REQUIREMENT:
Leave the pictures out. Return all other data exactly.

DATASET ENTRIES:
++++++++
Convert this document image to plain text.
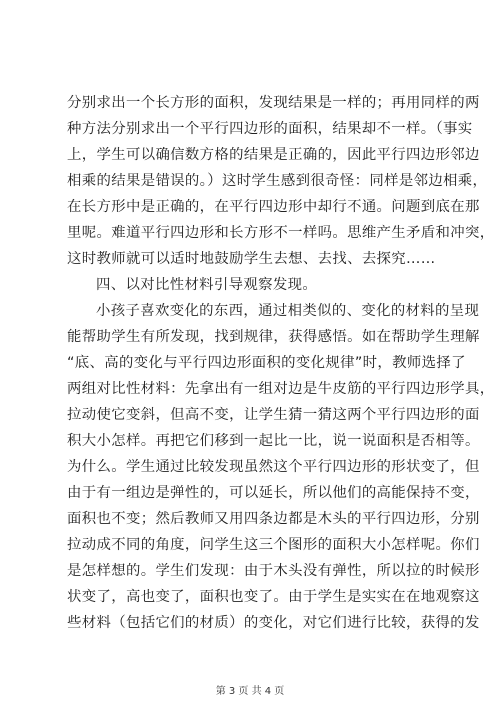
分别求出一个长方形的面积，发现结果是一样的；再用同样的两
种方法分别求出一个平行四边形的面积，结果却不一样。（事实
上，学生可以确信数方格的结果是正确的，因此平行四边形邻边
相乘的结果是错误的。）这时学生感到很奇怪：同样是邻边相乘，
在长方形中是正确的，在平行四边形中却行不通。问题到底在那
里呢。难道平行四边形和长方形不一样吗。思维产生矛盾和冲突，
这时教师就可以适时地鼓励学生去想、去找、去探究……
四、以对比性材料引导观察发现。
小孩子喜欢变化的东西，通过相类似的、变化的材料的呈现
能帮助学生有所发现，找到规律，获得感悟。如在帮助学生理解
“底、高的变化与平行四边形面积的变化规律”时，教师选择了
两组对比性材料：先拿出有一组对边是牛皮筋的平行四边形学具，
拉动使它变斜，但高不变，让学生猜一猜这两个平行四边形的面
积大小怎样。再把它们移到一起比一比，说一说面积是否相等。
为什么。学生通过比较发现虽然这个平行四边形的形状变了，但
由于有一组边是弹性的，可以延长，所以他们的高能保持不变，
面积也不变；然后教师又用四条边都是木头的平行四边形，分别
拉动成不同的角度，问学生这三个图形的面积大小怎样呢。你们
是怎样想的。学生们发现：由于木头没有弹性，所以拉的时候形
状变了，高也变了，面积也变了。由于学生是实实在在地观察这
些材料（包括它们的材质）的变化，对它们进行比较，获得的发
第 3 页 共 4 页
++++++++
FULL SOLUTION:
Convert this document image to plain text.
分别求出一个长方形的面积，发现结果是一样的；再用同样的两
种方法分别求出一个平行四边形的面积，结果却不一样。（事实
上，学生可以确信数方格的结果是正确的，因此平行四边形邻边
相乘的结果是错误的。）这时学生感到很奇怪：同样是邻边相乘，
在长方形中是正确的，在平行四边形中却行不通。问题到底在那
里呢。难道平行四边形和长方形不一样吗。思维产生矛盾和冲突，
这时教师就可以适时地鼓励学生去想、去找、去探究……
四、以对比性材料引导观察发现。
小孩子喜欢变化的东西，通过相类似的、变化的材料的呈现
能帮助学生有所发现，找到规律，获得感悟。如在帮助学生理解
“底、高的变化与平行四边形面积的变化规律”时，教师选择了
两组对比性材料：先拿出有一组对边是牛皮筋的平行四边形学具，
拉动使它变斜，但高不变，让学生猜一猜这两个平行四边形的面
积大小怎样。再把它们移到一起比一比，说一说面积是否相等。
为什么。学生通过比较发现虽然这个平行四边形的形状变了，但
由于有一组边是弹性的，可以延长，所以他们的高能保持不变，
面积也不变；然后教师又用四条边都是木头的平行四边形，分别
拉动成不同的角度，问学生这三个图形的面积大小怎样呢。你们
是怎样想的。学生们发现：由于木头没有弹性，所以拉的时候形
状变了，高也变了，面积也变了。由于学生是实实在在地观察这
些材料（包括它们的材质）的变化，对它们进行比较，获得的发
第 3 页 共 4 页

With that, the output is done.